#### BRIEF:
Your task is to copy the listing exactly, with the pictures left out.

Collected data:
>> begin

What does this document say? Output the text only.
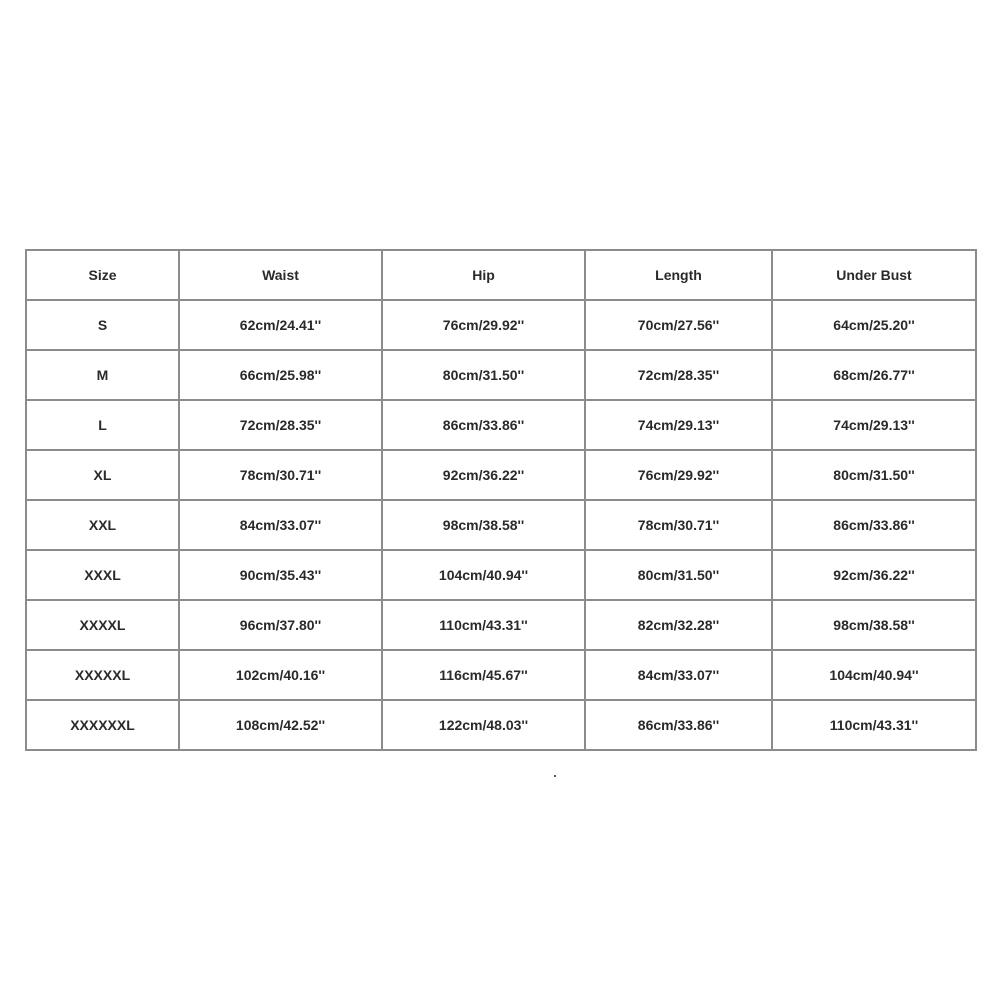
Size	Waist	Hip	Length	Under Bust
S	62cm/24.41''	76cm/29.92''	70cm/27.56''	64cm/25.20''
M	66cm/25.98''	80cm/31.50''	72cm/28.35''	68cm/26.77''
L	72cm/28.35''	86cm/33.86''	74cm/29.13''	74cm/29.13''
XL	78cm/30.71''	92cm/36.22''	76cm/29.92''	80cm/31.50''
XXL	84cm/33.07''	98cm/38.58''	78cm/30.71''	86cm/33.86''
XXXL	90cm/35.43''	104cm/40.94''	80cm/31.50''	92cm/36.22''
XXXXL	96cm/37.80''	110cm/43.31''	82cm/32.28''	98cm/38.58''
XXXXXL	102cm/40.16''	116cm/45.67''	84cm/33.07''	104cm/40.94''
XXXXXXL	108cm/42.52''	122cm/48.03''	86cm/33.86''	110cm/43.31''
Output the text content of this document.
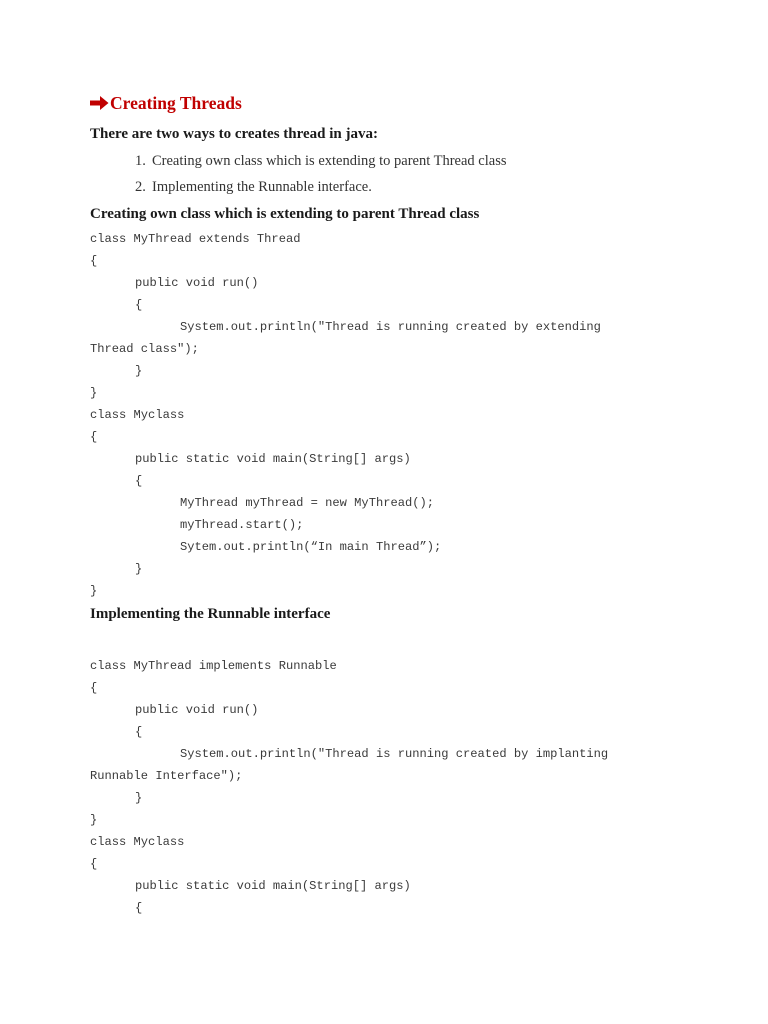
Creating Threads
There are two ways to creates thread in java:
1. Creating own class which is extending to parent Thread class
2. Implementing the Runnable interface.
Creating own class which is extending to parent Thread class
class MyThread extends Thread
{
public void run()
{
System.out.println("Thread is running created by extending
Thread class");
}
}
class Myclass
{
public static void main(String[] args)
{
MyThread myThread = new MyThread();
myThread.start();
Sytem.out.println(“In main Thread”);
}
}
Implementing the Runnable interface
class MyThread implements Runnable
{
public void run()
{
System.out.println("Thread is running created by implanting
Runnable Interface");
}
}
class Myclass
{
public static void main(String[] args)
{
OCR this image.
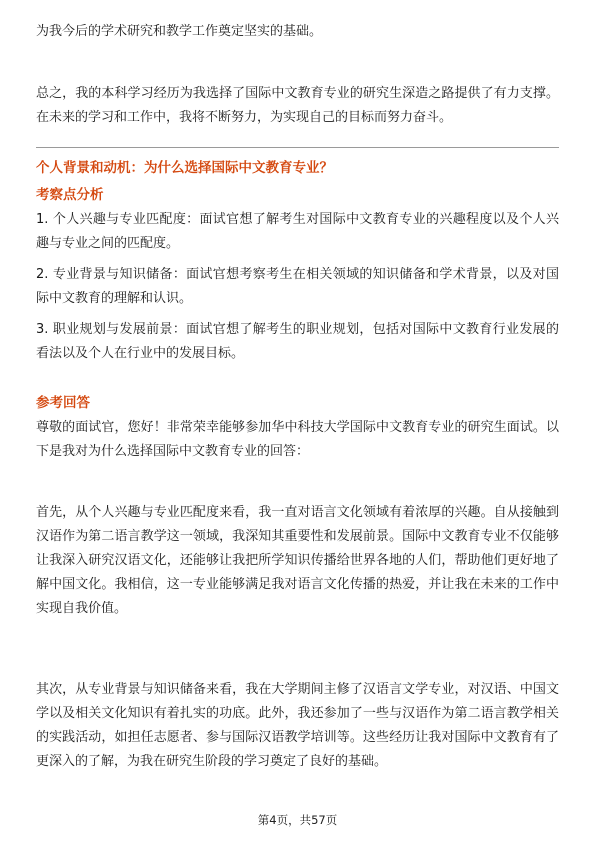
为我今后的学术研究和教学工作奠定坚实的基础。

总之，我的本科学习经历为我选择了国际中文教育专业的研究生深造之路提供了有力支撑。在未来的学习和工作中，我将不断努力，为实现自己的目标而努力奋斗。

个人背景和动机：为什么选择国际中文教育专业？
考察点分析

1. 个人兴趣与专业匹配度：面试官想了解考生对国际中文教育专业的兴趣程度以及个人兴趣与专业之间的匹配度。

2. 专业背景与知识储备：面试官想考察考生在相关领域的知识储备和学术背景，以及对国际中文教育的理解和认识。

3. 职业规划与发展前景：面试官想了解考生的职业规划，包括对国际中文教育行业发展的看法以及个人在行业中的发展目标。

参考回答

尊敬的面试官，您好！非常荣幸能够参加华中科技大学国际中文教育专业的研究生面试。以下是我对为什么选择国际中文教育专业的回答：

首先，从个人兴趣与专业匹配度来看，我一直对语言文化领域有着浓厚的兴趣。自从接触到汉语作为第二语言教学这一领域，我深知其重要性和发展前景。国际中文教育专业不仅能够让我深入研究汉语文化，还能够让我把所学知识传播给世界各地的人们，帮助他们更好地了解中国文化。我相信，这一专业能够满足我对语言文化传播的热爱，并让我在未来的工作中实现自我价值。

其次，从专业背景与知识储备来看，我在大学期间主修了汉语言文学专业，对汉语、中国文学以及相关文化知识有着扎实的功底。此外，我还参加了一些与汉语作为第二语言教学相关的实践活动，如担任志愿者、参与国际汉语教学培训等。这些经历让我对国际中文教育有了更深入的了解，为我在研究生阶段的学习奠定了良好的基础。

第4页，共57页
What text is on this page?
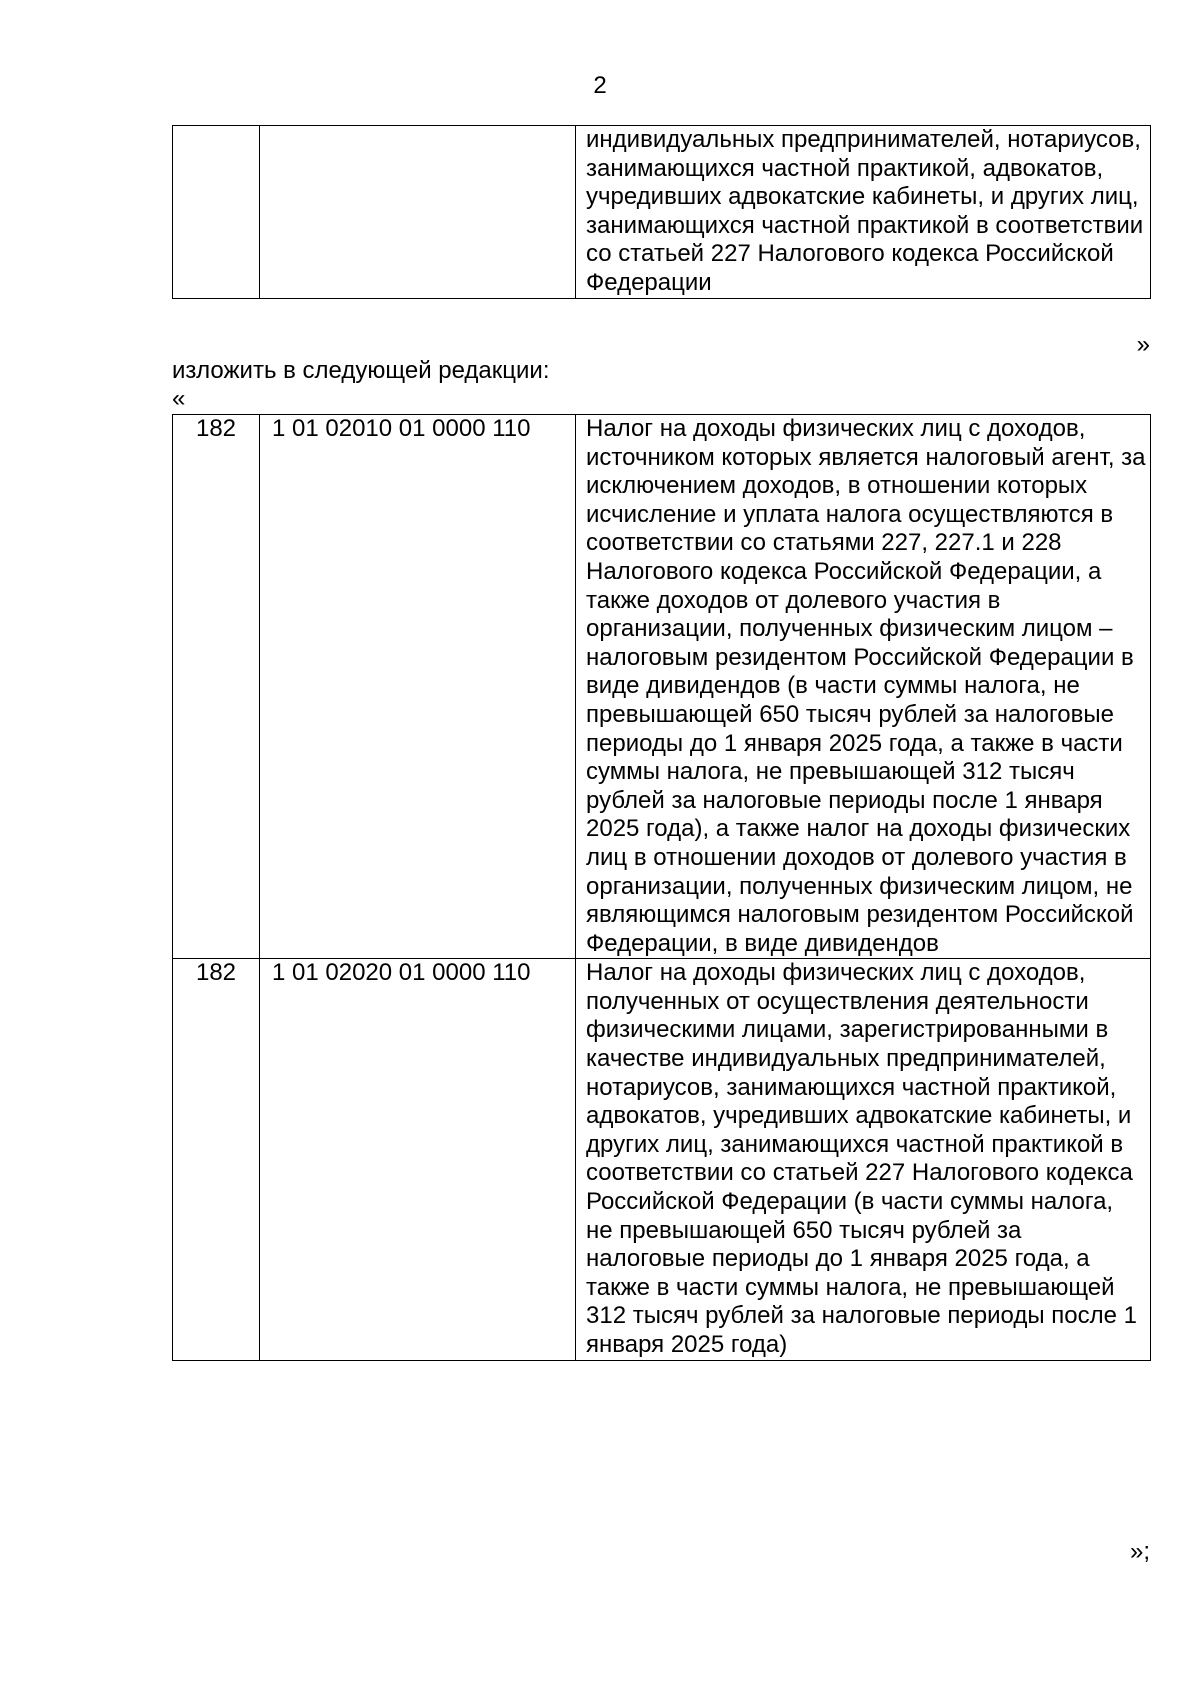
2
		индивидуальных предпринимателей, нотариусов, занимающихся частной практикой, адвокатов, учредивших адвокатские кабинеты, и других лиц, занимающихся частной практикой в соответствии со статьей 227 Налогового кодекса Российской Федерации
»
изложить в следующей редакции:
«
182	1 01 02010 01 0000 110	Налог на доходы физических лиц с доходов, источником которых является налоговый агент, за исключением доходов, в отношении которых исчисление и уплата налога осуществляются в соответствии со статьями 227, 227.1 и 228 Налогового кодекса Российской Федерации, а также доходов от долевого участия в организации, полученных физическим лицом – налоговым резидентом Российской Федерации в виде дивидендов (в части суммы налога, не превышающей 650 тысяч рублей за налоговые периоды до 1 января 2025 года, а также в части суммы налога, не превышающей 312 тысяч рублей за налоговые периоды после 1 января 2025 года), а также налог на доходы физических лиц в отношении доходов от долевого участия в организации, полученных физическим лицом, не являющимся налоговым резидентом Российской Федерации, в виде дивидендов
182	1 01 02020 01 0000 110	Налог на доходы физических лиц с доходов, полученных от осуществления деятельности физическими лицами, зарегистрированными в качестве индивидуальных предпринимателей, нотариусов, занимающихся частной практикой, адвокатов, учредивших адвокатские кабинеты, и других лиц, занимающихся частной практикой в соответствии со статьей 227 Налогового кодекса Российской Федерации (в части суммы налога, не превышающей 650 тысяч рублей за налоговые периоды до 1 января 2025 года, а также в части суммы налога, не превышающей 312 тысяч рублей за налоговые периоды после 1 января 2025 года)
»;
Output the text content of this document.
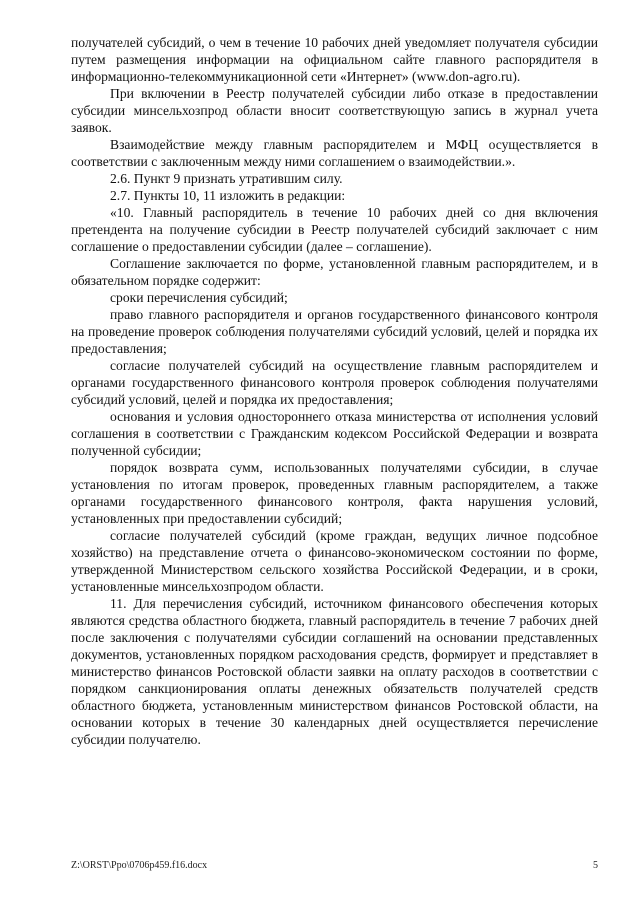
получателей субсидий, о чем в течение 10 рабочих дней уведомляет получателя субсидии путем размещения информации на официальном сайте главного распорядителя в информационно-телекоммуникационной сети «Интернет» (www.don-agro.ru).

При включении в Реестр получателей субсидии либо отказе в предоставлении субсидии минсельхозпрод области вносит соответствующую запись в журнал учета заявок.

Взаимодействие между главным распорядителем и МФЦ осуществляется в соответствии с заключенным между ними соглашением о взаимодействии.».

2.6. Пункт 9 признать утратившим силу.

2.7. Пункты 10, 11 изложить в редакции:

«10. Главный распорядитель в течение 10 рабочих дней со дня включения претендента на получение субсидии в Реестр получателей субсидий заключает с ним соглашение о предоставлении субсидии (далее – соглашение).

Соглашение заключается по форме, установленной главным распорядителем, и в обязательном порядке содержит:

сроки перечисления субсидий;

право главного распорядителя и органов государственного финансового контроля на проведение проверок соблюдения получателями субсидий условий, целей и порядка их предоставления;

согласие получателей субсидий на осуществление главным распорядителем и органами государственного финансового контроля проверок соблюдения получателями субсидий условий, целей и порядка их предоставления;

основания и условия одностороннего отказа министерства от исполнения условий соглашения в соответствии с Гражданским кодексом Российской Федерации и возврата полученной субсидии;

порядок возврата сумм, использованных получателями субсидии, в случае установления по итогам проверок, проведенных главным распорядителем, а также органами государственного финансового контроля, факта нарушения условий, установленных при предоставлении субсидий;

согласие получателей субсидий (кроме граждан, ведущих личное подсобное хозяйство) на представление отчета о финансово-экономическом состоянии по форме, утвержденной Министерством сельского хозяйства Российской Федерации, и в сроки, установленные минсельхозпродом области.

11. Для перечисления субсидий, источником финансового обеспечения которых являются средства областного бюджета, главный распорядитель в течение 7 рабочих дней после заключения с получателями субсидии соглашений на основании представленных документов, установленных порядком расходования средств, формирует и представляет в министерство финансов Ростовской области заявки на оплату расходов в соответствии с порядком санкционирования оплаты денежных обязательств получателей средств областного бюджета, установленным министерством финансов Ростовской области, на основании которых в течение 30 календарных дней осуществляется перечисление субсидии получателю.

Z:\ORST\Ppo\0706p459.f16.docx	5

>> end

#### WRITTEN SOLUTION:
What does this document say? Output the text only.
Size	Waist	Hip	Length	Under Bust
S	62cm/24.41''	76cm/29.92''	70cm/27.56''	64cm/25.20''
M	66cm/25.98''	80cm/31.50''	72cm/28.35''	68cm/26.77''
L	72cm/28.35''	86cm/33.86''	74cm/29.13''	74cm/29.13''
XL	78cm/30.71''	92cm/36.22''	76cm/29.92''	80cm/31.50''
XXL	84cm/33.07''	98cm/38.58''	78cm/30.71''	86cm/33.86''
XXXL	90cm/35.43''	104cm/40.94''	80cm/31.50''	92cm/36.22''
XXXXL	96cm/37.80''	110cm/43.31''	82cm/32.28''	98cm/38.58''
XXXXXL	102cm/40.16''	116cm/45.67''	84cm/33.07''	104cm/40.94''
XXXXXXL	108cm/42.52''	122cm/48.03''	86cm/33.86''	110cm/43.31''
Output the text content of this document.
Creating Threads
There are two ways to creates thread in java:
1. Creating own class which is extending to parent Thread class
2. Implementing the Runnable interface.
Creating own class which is extending to parent Thread class
class MyThread extends Thread
{
public void run()
{
System.out.println("Thread is running created by extending
Thread class");
}
}
class Myclass
{
public static void main(String[] args)
{
MyThread myThread = new MyThread();
myThread.start();
Sytem.out.println(“In main Thread”);
}
}
Implementing the Runnable interface
class MyThread implements Runnable
{
public void run()
{
System.out.println("Thread is running created by implanting
Runnable Interface");
}
}
class Myclass
{
public static void main(String[] args)
{
OCR this image.
为我今后的学术研究和教学工作奠定坚实的基础。

总之，我的本科学习经历为我选择了国际中文教育专业的研究生深造之路提供了有力支撑。在未来的学习和工作中，我将不断努力，为实现自己的目标而努力奋斗。

个人背景和动机：为什么选择国际中文教育专业？
考察点分析

1. 个人兴趣与专业匹配度：面试官想了解考生对国际中文教育专业的兴趣程度以及个人兴趣与专业之间的匹配度。

2. 专业背景与知识储备：面试官想考察考生在相关领域的知识储备和学术背景，以及对国际中文教育的理解和认识。

3. 职业规划与发展前景：面试官想了解考生的职业规划，包括对国际中文教育行业发展的看法以及个人在行业中的发展目标。

参考回答

尊敬的面试官，您好！非常荣幸能够参加华中科技大学国际中文教育专业的研究生面试。以下是我对为什么选择国际中文教育专业的回答：

首先，从个人兴趣与专业匹配度来看，我一直对语言文化领域有着浓厚的兴趣。自从接触到汉语作为第二语言教学这一领域，我深知其重要性和发展前景。国际中文教育专业不仅能够让我深入研究汉语文化，还能够让我把所学知识传播给世界各地的人们，帮助他们更好地了解中国文化。我相信，这一专业能够满足我对语言文化传播的热爱，并让我在未来的工作中实现自我价值。

其次，从专业背景与知识储备来看，我在大学期间主修了汉语言文学专业，对汉语、中国文学以及相关文化知识有着扎实的功底。此外，我还参加了一些与汉语作为第二语言教学相关的实践活动，如担任志愿者、参与国际汉语教学培训等。这些经历让我对国际中文教育有了更深入的了解，为我在研究生阶段的学习奠定了良好的基础。

第4页，共57页
What text is on this page?
2
		индивидуальных предпринимателей, нотариусов, занимающихся частной практикой, адвокатов, учредивших адвокатские кабинеты, и других лиц, занимающихся частной практикой в соответствии со статьей 227 Налогового кодекса Российской Федерации
»
изложить в следующей редакции:
«
182	1 01 02010 01 0000 110	Налог на доходы физических лиц с доходов, источником которых является налоговый агент, за исключением доходов, в отношении которых исчисление и уплата налога осуществляются в соответствии со статьями 227, 227.1 и 228 Налогового кодекса Российской Федерации, а также доходов от долевого участия в организации, полученных физическим лицом – налоговым резидентом Российской Федерации в виде дивидендов (в части суммы налога, не превышающей 650 тысяч рублей за налоговые периоды до 1 января 2025 года, а также в части суммы налога, не превышающей 312 тысяч рублей за налоговые периоды после 1 января 2025 года), а также налог на доходы физических лиц в отношении доходов от долевого участия в организации, полученных физическим лицом, не являющимся налоговым резидентом Российской Федерации, в виде дивидендов
182	1 01 02020 01 0000 110	Налог на доходы физических лиц с доходов, полученных от осуществления деятельности физическими лицами, зарегистрированными в качестве индивидуальных предпринимателей, нотариусов, занимающихся частной практикой, адвокатов, учредивших адвокатские кабинеты, и других лиц, занимающихся частной практикой в соответствии со статьей 227 Налогового кодекса Российской Федерации (в части суммы налога, не превышающей 650 тысяч рублей за налоговые периоды до 1 января 2025 года, а также в части суммы налога, не превышающей 312 тысяч рублей за налоговые периоды после 1 января 2025 года)
»;
Output the text content of this document.
получателей субсидий, о чем в течение 10 рабочих дней уведомляет получателя субсидии путем размещения информации на официальном сайте главного распорядителя в информационно-телекоммуникационной сети «Интернет» (www.don-agro.ru).

При включении в Реестр получателей субсидии либо отказе в предоставлении субсидии минсельхозпрод области вносит соответствующую запись в журнал учета заявок.

Взаимодействие между главным распорядителем и МФЦ осуществляется в соответствии с заключенным между ними соглашением о взаимодействии.».

2.6. Пункт 9 признать утратившим силу.

2.7. Пункты 10, 11 изложить в редакции:

«10. Главный распорядитель в течение 10 рабочих дней со дня включения претендента на получение субсидии в Реестр получателей субсидий заключает с ним соглашение о предоставлении субсидии (далее – соглашение).

Соглашение заключается по форме, установленной главным распорядителем, и в обязательном порядке содержит:

сроки перечисления субсидий;

право главного распорядителя и органов государственного финансового контроля на проведение проверок соблюдения получателями субсидий условий, целей и порядка их предоставления;

согласие получателей субсидий на осуществление главным распорядителем и органами государственного финансового контроля проверок соблюдения получателями субсидий условий, целей и порядка их предоставления;

основания и условия одностороннего отказа министерства от исполнения условий соглашения в соответствии с Гражданским кодексом Российской Федерации и возврата полученной субсидии;

порядок возврата сумм, использованных получателями субсидии, в случае установления по итогам проверок, проведенных главным распорядителем, а также органами государственного финансового контроля, факта нарушения условий, установленных при предоставлении субсидий;

согласие получателей субсидий (кроме граждан, ведущих личное подсобное хозяйство) на представление отчета о финансово-экономическом состоянии по форме, утвержденной Министерством сельского хозяйства Российской Федерации, и в сроки, установленные минсельхозпродом области.

11. Для перечисления субсидий, источником финансового обеспечения которых являются средства областного бюджета, главный распорядитель в течение 7 рабочих дней после заключения с получателями субсидии соглашений на основании представленных документов, установленных порядком расходования средств, формирует и представляет в министерство финансов Ростовской области заявки на оплату расходов в соответствии с порядком санкционирования оплаты денежных обязательств получателей средств областного бюджета, установленным министерством финансов Ростовской области, на основании которых в течение 30 календарных дней осуществляется перечисление субсидии получателю.

Z:\ORST\Ppo\0706p459.f16.docx	5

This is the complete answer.